[Dataset entries]
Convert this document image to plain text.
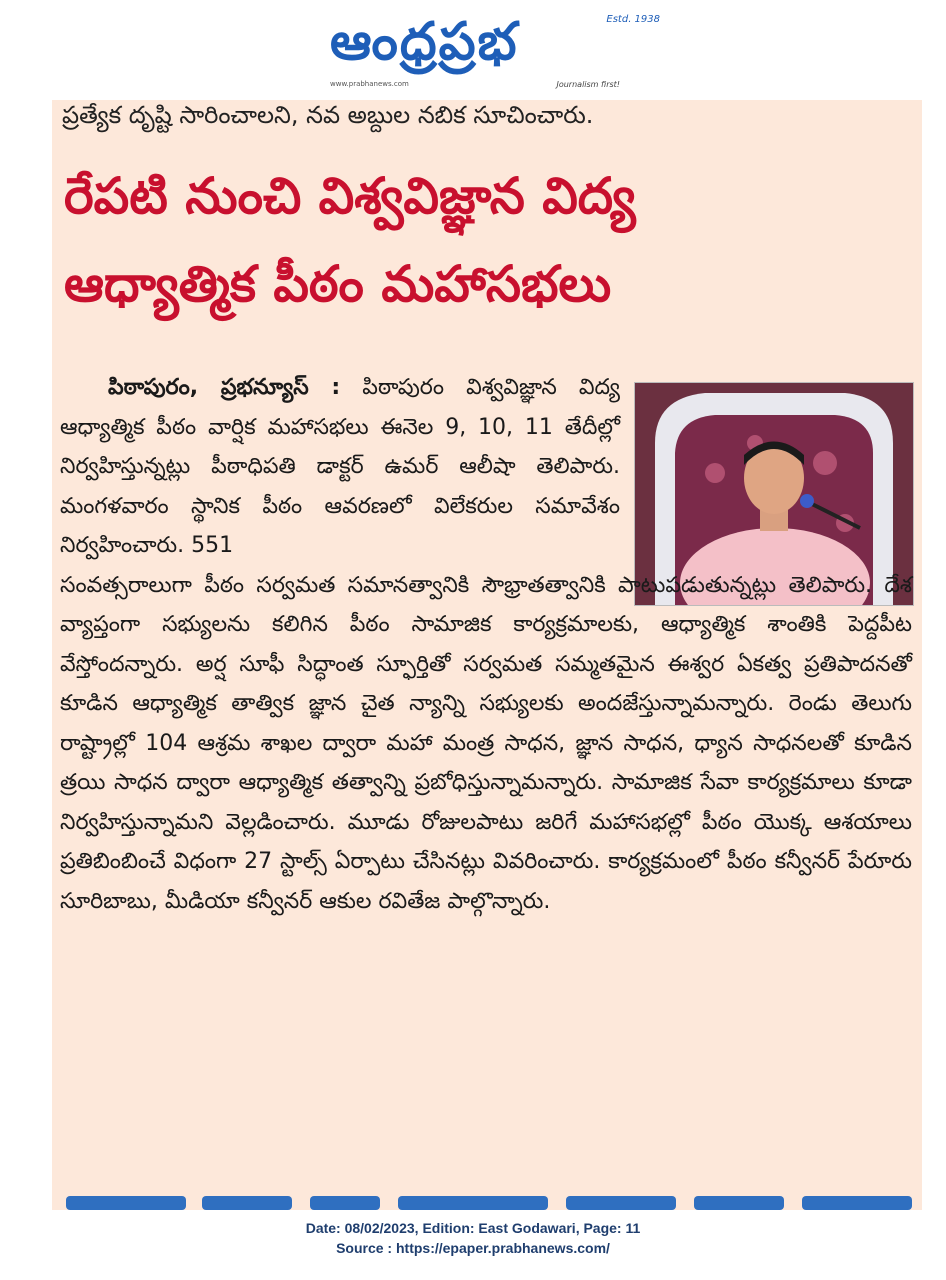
ఆంధ్రప్రభ	Estd. 1938
www.prabhanews.com	Journalism first!
ప్రత్యేక దృష్టి సారించాలని, నవ అబ్దుల నబిక సూచించారు.
రేపటి నుంచి విశ్వవిజ్ఞాన విద్య
ఆధ్యాత్మిక పీఠం మహాసభలు

పిఠాపురం, ప్రభన్యూస్ : పిఠాపురం విశ్వవిజ్ఞాన విద్య ఆధ్యాత్మిక పీఠం వార్షిక మహాసభలు ఈనెల 9, 10, 11 తేదీల్లో నిర్వహిస్తున్నట్లు పీఠాధిపతి డాక్టర్ ఉమర్ ఆలీషా తెలిపారు. మంగళవారం స్థానిక పీఠం ఆవరణలో విలేకరుల సమావేశం నిర్వహించారు. 551

సంవత్సరాలుగా పీఠం సర్వమత సమానత్వానికి సౌభ్రాతత్వానికి పాటుపడుతున్నట్లు తెలిపారు. దేశ వ్యాప్తంగా సభ్యులను కలిగిన పీఠం సామాజిక కార్యక్రమాలకు, ఆధ్యాత్మిక శాంతికి పెద్దపీట వేస్తోందన్నారు. అర్ష సూఫీ సిద్ధాంత స్ఫూర్తితో సర్వమత సమ్మతమైన ఈశ్వర ఏకత్వ ప్రతిపాదనతో కూడిన ఆధ్యాత్మిక తాత్విక జ్ఞాన చైత న్యాన్ని సభ్యులకు అందజేస్తున్నామన్నారు. రెండు తెలుగు రాష్ట్రాల్లో 104 ఆశ్రమ శాఖల ద్వారా మహా మంత్ర సాధన, జ్ఞాన సాధన, ధ్యాన సాధనలతో కూడిన త్రయి సాధన ద్వారా ఆధ్యాత్మిక తత్వాన్ని ప్రబోధిస్తున్నామన్నారు. సామాజిక సేవా కార్యక్రమాలు కూడా నిర్వహిస్తున్నామని వెల్లడించారు. మూడు రోజులపాటు జరిగే మహాసభల్లో పీఠం యొక్క ఆశయాలు ప్రతిబింబించే విధంగా 27 స్టాల్స్ ఏర్పాటు చేసినట్లు వివరించారు. కార్యక్రమంలో పీఠం కన్వీనర్ పేరూరు సూరిబాబు, మీడియా కన్వీనర్ ఆకుల రవితేజ పాల్గొన్నారు.

Date: 08/02/2023, Edition: East Godawari, Page: 11
Source : https://epaper.prabhanews.com/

EXERCISE INSTRUCTIONS:
From the entries above, copy each line holding "prabhanews".

REPLY:
www.prabhanews.com	Journalism first!
Source : https://epaper.prabhanews.com/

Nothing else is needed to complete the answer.